Extracts from a graphics dataset
===

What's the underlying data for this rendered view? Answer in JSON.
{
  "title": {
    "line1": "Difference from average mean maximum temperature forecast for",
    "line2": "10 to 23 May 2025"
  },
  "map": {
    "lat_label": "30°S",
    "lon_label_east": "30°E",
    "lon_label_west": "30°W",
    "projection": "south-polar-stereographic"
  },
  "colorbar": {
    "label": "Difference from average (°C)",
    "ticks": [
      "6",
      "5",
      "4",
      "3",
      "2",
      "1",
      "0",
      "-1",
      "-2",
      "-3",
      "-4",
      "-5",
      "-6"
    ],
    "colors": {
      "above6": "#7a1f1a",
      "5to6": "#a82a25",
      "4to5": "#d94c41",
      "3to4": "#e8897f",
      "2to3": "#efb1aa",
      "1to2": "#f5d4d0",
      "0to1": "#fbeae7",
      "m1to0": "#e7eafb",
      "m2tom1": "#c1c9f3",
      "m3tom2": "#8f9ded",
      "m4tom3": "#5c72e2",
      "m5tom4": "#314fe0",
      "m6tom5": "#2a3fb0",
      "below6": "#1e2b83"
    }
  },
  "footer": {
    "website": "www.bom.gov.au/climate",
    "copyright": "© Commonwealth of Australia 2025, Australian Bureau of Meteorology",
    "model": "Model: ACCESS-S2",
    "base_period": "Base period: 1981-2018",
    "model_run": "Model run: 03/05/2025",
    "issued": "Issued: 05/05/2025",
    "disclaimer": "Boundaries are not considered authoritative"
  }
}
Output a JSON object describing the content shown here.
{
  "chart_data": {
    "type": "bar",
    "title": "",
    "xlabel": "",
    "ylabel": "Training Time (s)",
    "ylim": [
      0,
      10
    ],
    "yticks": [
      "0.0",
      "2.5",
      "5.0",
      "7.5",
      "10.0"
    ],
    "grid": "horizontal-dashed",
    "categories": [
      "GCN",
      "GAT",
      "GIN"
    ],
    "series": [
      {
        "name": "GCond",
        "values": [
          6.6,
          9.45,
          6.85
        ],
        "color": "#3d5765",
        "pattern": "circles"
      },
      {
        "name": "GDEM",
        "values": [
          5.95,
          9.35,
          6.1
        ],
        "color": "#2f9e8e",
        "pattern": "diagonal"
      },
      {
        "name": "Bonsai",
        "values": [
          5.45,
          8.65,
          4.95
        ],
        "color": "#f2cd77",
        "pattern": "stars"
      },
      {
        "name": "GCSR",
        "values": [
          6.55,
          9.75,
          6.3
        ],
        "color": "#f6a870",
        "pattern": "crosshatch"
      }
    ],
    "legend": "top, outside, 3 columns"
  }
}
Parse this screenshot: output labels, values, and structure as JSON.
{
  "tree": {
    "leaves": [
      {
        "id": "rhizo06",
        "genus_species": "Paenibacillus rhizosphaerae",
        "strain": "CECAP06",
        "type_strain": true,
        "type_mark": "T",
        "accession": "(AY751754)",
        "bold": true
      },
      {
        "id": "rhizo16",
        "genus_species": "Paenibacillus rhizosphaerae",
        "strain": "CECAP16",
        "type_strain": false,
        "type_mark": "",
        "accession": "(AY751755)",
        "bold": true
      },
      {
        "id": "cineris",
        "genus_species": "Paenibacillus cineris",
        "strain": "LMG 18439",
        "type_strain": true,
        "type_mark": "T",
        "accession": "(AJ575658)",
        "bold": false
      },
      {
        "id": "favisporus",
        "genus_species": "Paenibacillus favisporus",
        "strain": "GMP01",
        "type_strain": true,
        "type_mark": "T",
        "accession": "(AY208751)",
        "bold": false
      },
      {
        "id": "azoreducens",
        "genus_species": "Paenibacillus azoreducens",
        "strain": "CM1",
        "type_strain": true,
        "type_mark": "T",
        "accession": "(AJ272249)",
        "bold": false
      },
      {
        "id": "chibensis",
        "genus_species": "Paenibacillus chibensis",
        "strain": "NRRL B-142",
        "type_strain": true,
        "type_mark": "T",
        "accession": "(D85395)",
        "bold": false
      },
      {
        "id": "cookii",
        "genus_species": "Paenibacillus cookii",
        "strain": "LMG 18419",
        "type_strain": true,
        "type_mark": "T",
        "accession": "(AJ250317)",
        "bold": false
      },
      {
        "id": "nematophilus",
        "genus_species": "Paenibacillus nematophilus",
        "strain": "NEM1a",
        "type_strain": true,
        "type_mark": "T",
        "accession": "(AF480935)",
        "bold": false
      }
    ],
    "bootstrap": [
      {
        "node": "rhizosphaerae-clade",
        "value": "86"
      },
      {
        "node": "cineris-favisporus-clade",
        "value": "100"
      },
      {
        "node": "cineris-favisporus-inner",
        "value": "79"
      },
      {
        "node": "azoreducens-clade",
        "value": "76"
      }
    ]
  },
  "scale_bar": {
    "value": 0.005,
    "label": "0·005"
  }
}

===

THE REQUEST:
Retype the material above, line by line, exactly.

RESPONSE TO THE EXERCISE:
What's the underlying data for this rendered view? Answer in JSON.
{
  "title": {
    "line1": "Difference from average mean maximum temperature forecast for",
    "line2": "10 to 23 May 2025"
  },
  "map": {
    "lat_label": "30°S",
    "lon_label_east": "30°E",
    "lon_label_west": "30°W",
    "projection": "south-polar-stereographic"
  },
  "colorbar": {
    "label": "Difference from average (°C)",
    "ticks": [
      "6",
      "5",
      "4",
      "3",
      "2",
      "1",
      "0",
      "-1",
      "-2",
      "-3",
      "-4",
      "-5",
      "-6"
    ],
    "colors": {
      "above6": "#7a1f1a",
      "5to6": "#a82a25",
      "4to5": "#d94c41",
      "3to4": "#e8897f",
      "2to3": "#efb1aa",
      "1to2": "#f5d4d0",
      "0to1": "#fbeae7",
      "m1to0": "#e7eafb",
      "m2tom1": "#c1c9f3",
      "m3tom2": "#8f9ded",
      "m4tom3": "#5c72e2",
      "m5tom4": "#314fe0",
      "m6tom5": "#2a3fb0",
      "below6": "#1e2b83"
    }
  },
  "footer": {
    "website": "www.bom.gov.au/climate",
    "copyright": "© Commonwealth of Australia 2025, Australian Bureau of Meteorology",
    "model": "Model: ACCESS-S2",
    "base_period": "Base period: 1981-2018",
    "model_run": "Model run: 03/05/2025",
    "issued": "Issued: 05/05/2025",
    "disclaimer": "Boundaries are not considered authoritative"
  }
}
Output a JSON object describing the content shown here.
{
  "chart_data": {
    "type": "bar",
    "title": "",
    "xlabel": "",
    "ylabel": "Training Time (s)",
    "ylim": [
      0,
      10
    ],
    "yticks": [
      "0.0",
      "2.5",
      "5.0",
      "7.5",
      "10.0"
    ],
    "grid": "horizontal-dashed",
    "categories": [
      "GCN",
      "GAT",
      "GIN"
    ],
    "series": [
      {
        "name": "GCond",
        "values": [
          6.6,
          9.45,
          6.85
        ],
        "color": "#3d5765",
        "pattern": "circles"
      },
      {
        "name": "GDEM",
        "values": [
          5.95,
          9.35,
          6.1
        ],
        "color": "#2f9e8e",
        "pattern": "diagonal"
      },
      {
        "name": "Bonsai",
        "values": [
          5.45,
          8.65,
          4.95
        ],
        "color": "#f2cd77",
        "pattern": "stars"
      },
      {
        "name": "GCSR",
        "values": [
          6.55,
          9.75,
          6.3
        ],
        "color": "#f6a870",
        "pattern": "crosshatch"
      }
    ],
    "legend": "top, outside, 3 columns"
  }
}
Parse this screenshot: output labels, values, and structure as JSON.
{
  "tree": {
    "leaves": [
      {
        "id": "rhizo06",
        "genus_species": "Paenibacillus rhizosphaerae",
        "strain": "CECAP06",
        "type_strain": true,
        "type_mark": "T",
        "accession": "(AY751754)",
        "bold": true
      },
      {
        "id": "rhizo16",
        "genus_species": "Paenibacillus rhizosphaerae",
        "strain": "CECAP16",
        "type_strain": false,
        "type_mark": "",
        "accession": "(AY751755)",
        "bold": true
      },
      {
        "id": "cineris",
        "genus_species": "Paenibacillus cineris",
        "strain": "LMG 18439",
        "type_strain": true,
        "type_mark": "T",
        "accession": "(AJ575658)",
        "bold": false
      },
      {
        "id": "favisporus",
        "genus_species": "Paenibacillus favisporus",
        "strain": "GMP01",
        "type_strain": true,
        "type_mark": "T",
        "accession": "(AY208751)",
        "bold": false
      },
      {
        "id": "azoreducens",
        "genus_species": "Paenibacillus azoreducens",
        "strain": "CM1",
        "type_strain": true,
        "type_mark": "T",
        "accession": "(AJ272249)",
        "bold": false
      },
      {
        "id": "chibensis",
        "genus_species": "Paenibacillus chibensis",
        "strain": "NRRL B-142",
        "type_strain": true,
        "type_mark": "T",
        "accession": "(D85395)",
        "bold": false
      },
      {
        "id": "cookii",
        "genus_species": "Paenibacillus cookii",
        "strain": "LMG 18419",
        "type_strain": true,
        "type_mark": "T",
        "accession": "(AJ250317)",
        "bold": false
      },
      {
        "id": "nematophilus",
        "genus_species": "Paenibacillus nematophilus",
        "strain": "NEM1a",
        "type_strain": true,
        "type_mark": "T",
        "accession": "(AF480935)",
        "bold": false
      }
    ],
    "bootstrap": [
      {
        "node": "rhizosphaerae-clade",
        "value": "86"
      },
      {
        "node": "cineris-favisporus-clade",
        "value": "100"
      },
      {
        "node": "cineris-favisporus-inner",
        "value": "79"
      },
      {
        "node": "azoreducens-clade",
        "value": "76"
      }
    ]
  },
  "scale_bar": {
    "value": 0.005,
    "label": "0·005"
  }
}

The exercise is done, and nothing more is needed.